__WORKING DATA__:
# # # #

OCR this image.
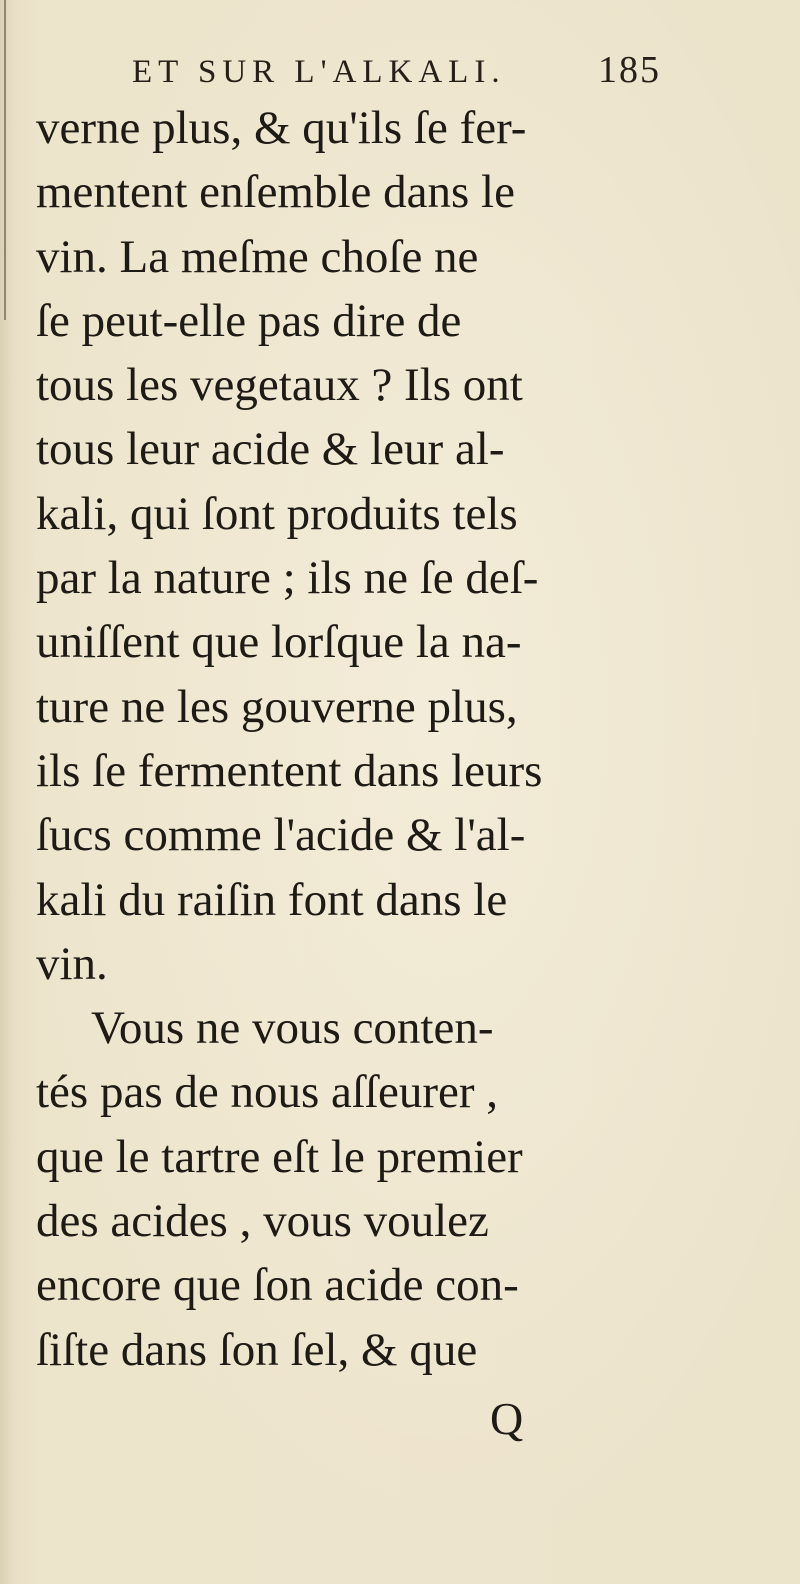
ET SUR L'ALKALI.	185
verne plus, & qu'ils ſe fer-
mentent enſemble dans le
vin. La meſme choſe ne
ſe peut-elle pas dire de
tous les vegetaux ? Ils ont
tous leur acide & leur al-
kali, qui ſont produits tels
par la nature ; ils ne ſe deſ-
uniſſent que lorſque la na-
ture ne les gouverne plus,
ils ſe fermentent dans leurs
ſucs comme l'acide & l'al-
kali du raiſin font dans le
vin.
Vous ne vous conten-
tés pas de nous aſſeurer ,
que le tartre eſt le premier
des acides , vous voulez
encore que ſon acide con-
ſiſte dans ſon ſel, & que
Q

# # # #

__WRITTEN PROBLEM__: Return the listing above unchanged, apart from dropping its pictures.

__ANSWER TO THIS TASK__:
OCR this image.
ET SUR L'ALKALI.	185
verne plus, & qu'ils ſe fer-
mentent enſemble dans le
vin. La meſme choſe ne
ſe peut-elle pas dire de
tous les vegetaux ? Ils ont
tous leur acide & leur al-
kali, qui ſont produits tels
par la nature ; ils ne ſe deſ-
uniſſent que lorſque la na-
ture ne les gouverne plus,
ils ſe fermentent dans leurs
ſucs comme l'acide & l'al-
kali du raiſin font dans le
vin.
Vous ne vous conten-
tés pas de nous aſſeurer ,
que le tartre eſt le premier
des acides , vous voulez
encore que ſon acide con-
ſiſte dans ſon ſel, & que
Q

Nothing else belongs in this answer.